◆ **REQUEST**
Determine which lines of the records include the word "name", and copy them.

───── DATASET ─────

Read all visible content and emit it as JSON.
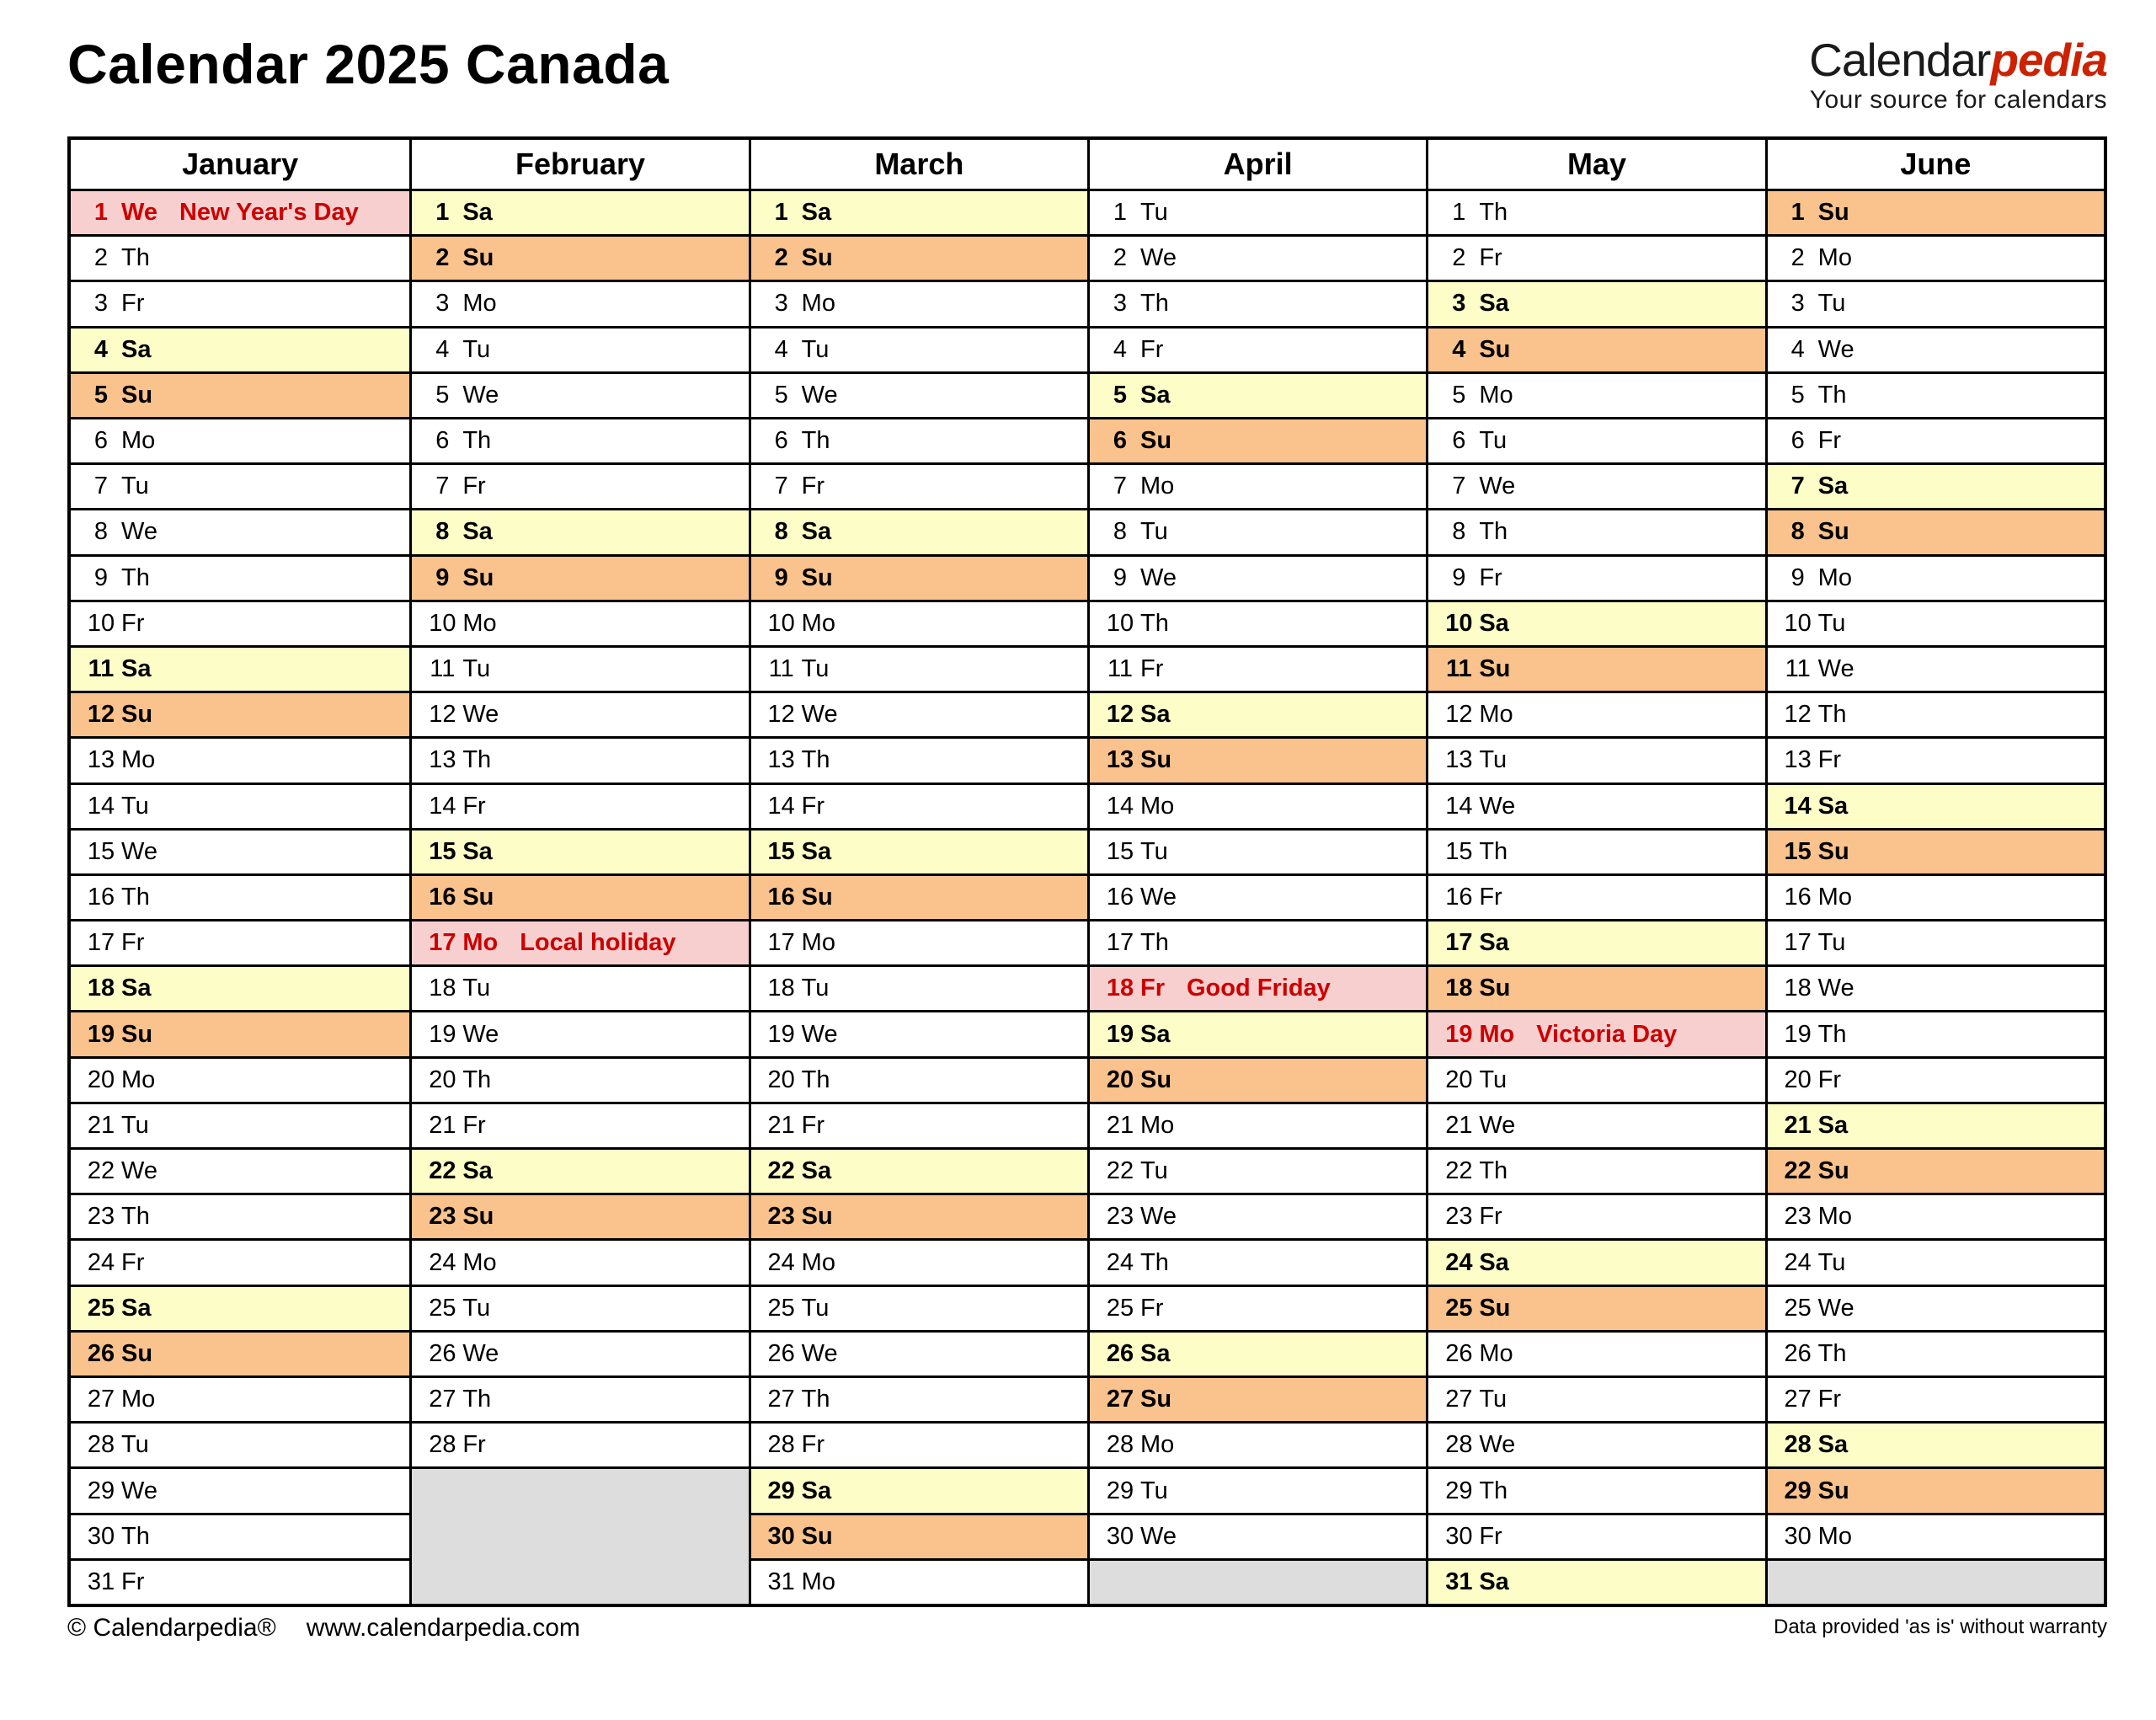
{
  "header": {
    "title": "Calendar 2025 Canada",
    "logo": {
      "brand_black": "Calendar",
      "brand_red": "pedia",
      "tagline": "Your source for calendars"
    }
  },
  "colors": {
    "saturday_bg": "#FDFDC8",
    "sunday_bg": "#FAC28C",
    "holiday_bg": "#F8CFCF",
    "empty_bg": "#DDDDDD",
    "holiday_text": "#CC0000",
    "logo_red": "#CC2200"
  },
  "footer": {
    "copyright": "© Calendarpedia®",
    "url": "www.calendarpedia.com",
    "disclaimer": "Data provided 'as is' without warranty"
  },
  "calendar": {
    "year": 2025,
    "months": [
      {
        "name": "January",
        "days": [
          {
            "d": 1,
            "wd": "We",
            "holiday": "New Year's Day"
          },
          {
            "d": 2,
            "wd": "Th"
          },
          {
            "d": 3,
            "wd": "Fr"
          },
          {
            "d": 4,
            "wd": "Sa"
          },
          {
            "d": 5,
            "wd": "Su"
          },
          {
            "d": 6,
            "wd": "Mo"
          },
          {
            "d": 7,
            "wd": "Tu"
          },
          {
            "d": 8,
            "wd": "We"
          },
          {
            "d": 9,
            "wd": "Th"
          },
          {
            "d": 10,
            "wd": "Fr"
          },
          {
            "d": 11,
            "wd": "Sa"
          },
          {
            "d": 12,
            "wd": "Su"
          },
          {
            "d": 13,
            "wd": "Mo"
          },
          {
            "d": 14,
            "wd": "Tu"
          },
          {
            "d": 15,
            "wd": "We"
          },
          {
            "d": 16,
            "wd": "Th"
          },
          {
            "d": 17,
            "wd": "Fr"
          },
          {
            "d": 18,
            "wd": "Sa"
          },
          {
            "d": 19,
            "wd": "Su"
          },
          {
            "d": 20,
            "wd": "Mo"
          },
          {
            "d": 21,
            "wd": "Tu"
          },
          {
            "d": 22,
            "wd": "We"
          },
          {
            "d": 23,
            "wd": "Th"
          },
          {
            "d": 24,
            "wd": "Fr"
          },
          {
            "d": 25,
            "wd": "Sa"
          },
          {
            "d": 26,
            "wd": "Su"
          },
          {
            "d": 27,
            "wd": "Mo"
          },
          {
            "d": 28,
            "wd": "Tu"
          },
          {
            "d": 29,
            "wd": "We"
          },
          {
            "d": 30,
            "wd": "Th"
          },
          {
            "d": 31,
            "wd": "Fr"
          }
        ]
      },
      {
        "name": "February",
        "days": [
          {
            "d": 1,
            "wd": "Sa"
          },
          {
            "d": 2,
            "wd": "Su"
          },
          {
            "d": 3,
            "wd": "Mo"
          },
          {
            "d": 4,
            "wd": "Tu"
          },
          {
            "d": 5,
            "wd": "We"
          },
          {
            "d": 6,
            "wd": "Th"
          },
          {
            "d": 7,
            "wd": "Fr"
          },
          {
            "d": 8,
            "wd": "Sa"
          },
          {
            "d": 9,
            "wd": "Su"
          },
          {
            "d": 10,
            "wd": "Mo"
          },
          {
            "d": 11,
            "wd": "Tu"
          },
          {
            "d": 12,
            "wd": "We"
          },
          {
            "d": 13,
            "wd": "Th"
          },
          {
            "d": 14,
            "wd": "Fr"
          },
          {
            "d": 15,
            "wd": "Sa"
          },
          {
            "d": 16,
            "wd": "Su"
          },
          {
            "d": 17,
            "wd": "Mo",
            "holiday": "Local holiday"
          },
          {
            "d": 18,
            "wd": "Tu"
          },
          {
            "d": 19,
            "wd": "We"
          },
          {
            "d": 20,
            "wd": "Th"
          },
          {
            "d": 21,
            "wd": "Fr"
          },
          {
            "d": 22,
            "wd": "Sa"
          },
          {
            "d": 23,
            "wd": "Su"
          },
          {
            "d": 24,
            "wd": "Mo"
          },
          {
            "d": 25,
            "wd": "Tu"
          },
          {
            "d": 26,
            "wd": "We"
          },
          {
            "d": 27,
            "wd": "Th"
          },
          {
            "d": 28,
            "wd": "Fr"
          }
        ]
      },
      {
        "name": "March",
        "days": [
          {
            "d": 1,
            "wd": "Sa"
          },
          {
            "d": 2,
            "wd": "Su"
          },
          {
            "d": 3,
            "wd": "Mo"
          },
          {
            "d": 4,
            "wd": "Tu"
          },
          {
            "d": 5,
            "wd": "We"
          },
          {
            "d": 6,
            "wd": "Th"
          },
          {
            "d": 7,
            "wd": "Fr"
          },
          {
            "d": 8,
            "wd": "Sa"
          },
          {
            "d": 9,
            "wd": "Su"
          },
          {
            "d": 10,
            "wd": "Mo"
          },
          {
            "d": 11,
            "wd": "Tu"
          },
          {
            "d": 12,
            "wd": "We"
          },
          {
            "d": 13,
            "wd": "Th"
          },
          {
            "d": 14,
            "wd": "Fr"
          },
          {
            "d": 15,
            "wd": "Sa"
          },
          {
            "d": 16,
            "wd": "Su"
          },
          {
            "d": 17,
            "wd": "Mo"
          },
          {
            "d": 18,
            "wd": "Tu"
          },
          {
            "d": 19,
            "wd": "We"
          },
          {
            "d": 20,
            "wd": "Th"
          },
          {
            "d": 21,
            "wd": "Fr"
          },
          {
            "d": 22,
            "wd": "Sa"
          },
          {
            "d": 23,
            "wd": "Su"
          },
          {
            "d": 24,
            "wd": "Mo"
          },
          {
            "d": 25,
            "wd": "Tu"
          },
          {
            "d": 26,
            "wd": "We"
          },
          {
            "d": 27,
            "wd": "Th"
          },
          {
            "d": 28,
            "wd": "Fr"
          },
          {
            "d": 29,
            "wd": "Sa"
          },
          {
            "d": 30,
            "wd": "Su"
          },
          {
            "d": 31,
            "wd": "Mo"
          }
        ]
      },
      {
        "name": "April",
        "days": [
          {
            "d": 1,
            "wd": "Tu"
          },
          {
            "d": 2,
            "wd": "We"
          },
          {
            "d": 3,
            "wd": "Th"
          },
          {
            "d": 4,
            "wd": "Fr"
          },
          {
            "d": 5,
            "wd": "Sa"
          },
          {
            "d": 6,
            "wd": "Su"
          },
          {
            "d": 7,
            "wd": "Mo"
          },
          {
            "d": 8,
            "wd": "Tu"
          },
          {
            "d": 9,
            "wd": "We"
          },
          {
            "d": 10,
            "wd": "Th"
          },
          {
            "d": 11,
            "wd": "Fr"
          },
          {
            "d": 12,
            "wd": "Sa"
          },
          {
            "d": 13,
            "wd": "Su"
          },
          {
            "d": 14,
            "wd": "Mo"
          },
          {
            "d": 15,
            "wd": "Tu"
          },
          {
            "d": 16,
            "wd": "We"
          },
          {
            "d": 17,
            "wd": "Th"
          },
          {
            "d": 18,
            "wd": "Fr",
            "holiday": "Good Friday"
          },
          {
            "d": 19,
            "wd": "Sa"
          },
          {
            "d": 20,
            "wd": "Su"
          },
          {
            "d": 21,
            "wd": "Mo"
          },
          {
            "d": 22,
            "wd": "Tu"
          },
          {
            "d": 23,
            "wd": "We"
          },
          {
            "d": 24,
            "wd": "Th"
          },
          {
            "d": 25,
            "wd": "Fr"
          },
          {
            "d": 26,
            "wd": "Sa"
          },
          {
            "d": 27,
            "wd": "Su"
          },
          {
            "d": 28,
            "wd": "Mo"
          },
          {
            "d": 29,
            "wd": "Tu"
          },
          {
            "d": 30,
            "wd": "We"
          }
        ]
      },
      {
        "name": "May",
        "days": [
          {
            "d": 1,
            "wd": "Th"
          },
          {
            "d": 2,
            "wd": "Fr"
          },
          {
            "d": 3,
            "wd": "Sa"
          },
          {
            "d": 4,
            "wd": "Su"
          },
          {
            "d": 5,
            "wd": "Mo"
          },
          {
            "d": 6,
            "wd": "Tu"
          },
          {
            "d": 7,
            "wd": "We"
          },
          {
            "d": 8,
            "wd": "Th"
          },
          {
            "d": 9,
            "wd": "Fr"
          },
          {
            "d": 10,
            "wd": "Sa"
          },
          {
            "d": 11,
            "wd": "Su"
          },
          {
            "d": 12,
            "wd": "Mo"
          },
          {
            "d": 13,
            "wd": "Tu"
          },
          {
            "d": 14,
            "wd": "We"
          },
          {
            "d": 15,
            "wd": "Th"
          },
          {
            "d": 16,
            "wd": "Fr"
          },
          {
            "d": 17,
            "wd": "Sa"
          },
          {
            "d": 18,
            "wd": "Su"
          },
          {
            "d": 19,
            "wd": "Mo",
            "holiday": "Victoria Day"
          },
          {
            "d": 20,
            "wd": "Tu"
          },
          {
            "d": 21,
            "wd": "We"
          },
          {
            "d": 22,
            "wd": "Th"
          },
          {
            "d": 23,
            "wd": "Fr"
          },
          {
            "d": 24,
            "wd": "Sa"
          },
          {
            "d": 25,
            "wd": "Su"
          },
          {
            "d": 26,
            "wd": "Mo"
          },
          {
            "d": 27,
            "wd": "Tu"
          },
          {
            "d": 28,
            "wd": "We"
          },
          {
            "d": 29,
            "wd": "Th"
          },
          {
            "d": 30,
            "wd": "Fr"
          },
          {
            "d": 31,
            "wd": "Sa"
          }
        ]
      },
      {
        "name": "June",
        "days": [
          {
            "d": 1,
            "wd": "Su"
          },
          {
            "d": 2,
            "wd": "Mo"
          },
          {
            "d": 3,
            "wd": "Tu"
          },
          {
            "d": 4,
            "wd": "We"
          },
          {
            "d": 5,
            "wd": "Th"
          },
          {
            "d": 6,
            "wd": "Fr"
          },
          {
            "d": 7,
            "wd": "Sa"
          },
          {
            "d": 8,
            "wd": "Su"
          },
          {
            "d": 9,
            "wd": "Mo"
          },
          {
            "d": 10,
            "wd": "Tu"
          },
          {
            "d": 11,
            "wd": "We"
          },
          {
            "d": 12,
            "wd": "Th"
          },
          {
            "d": 13,
            "wd": "Fr"
          },
          {
            "d": 14,
            "wd": "Sa"
          },
          {
            "d": 15,
            "wd": "Su"
          },
          {
            "d": 16,
            "wd": "Mo"
          },
          {
            "d": 17,
            "wd": "Tu"
          },
          {
            "d": 18,
            "wd": "We"
          },
          {
            "d": 19,
            "wd": "Th"
          },
          {
            "d": 20,
            "wd": "Fr"
          },
          {
            "d": 21,
            "wd": "Sa"
          },
          {
            "d": 22,
            "wd": "Su"
          },
          {
            "d": 23,
            "wd": "Mo"
          },
          {
            "d": 24,
            "wd": "Tu"
          },
          {
            "d": 25,
            "wd": "We"
          },
          {
            "d": 26,
            "wd": "Th"
          },
          {
            "d": 27,
            "wd": "Fr"
          },
          {
            "d": 28,
            "wd": "Sa"
          },
          {
            "d": 29,
            "wd": "Su"
          },
          {
            "d": 30,
            "wd": "Mo"
          }
        ]
      }
    ]
  }
}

─────

◆ **SOLUTION TO THE PROBLEM**
        "name": "January",
        "name": "February",
        "name": "March",
        "name": "April",
        "name": "May",
        "name": "June",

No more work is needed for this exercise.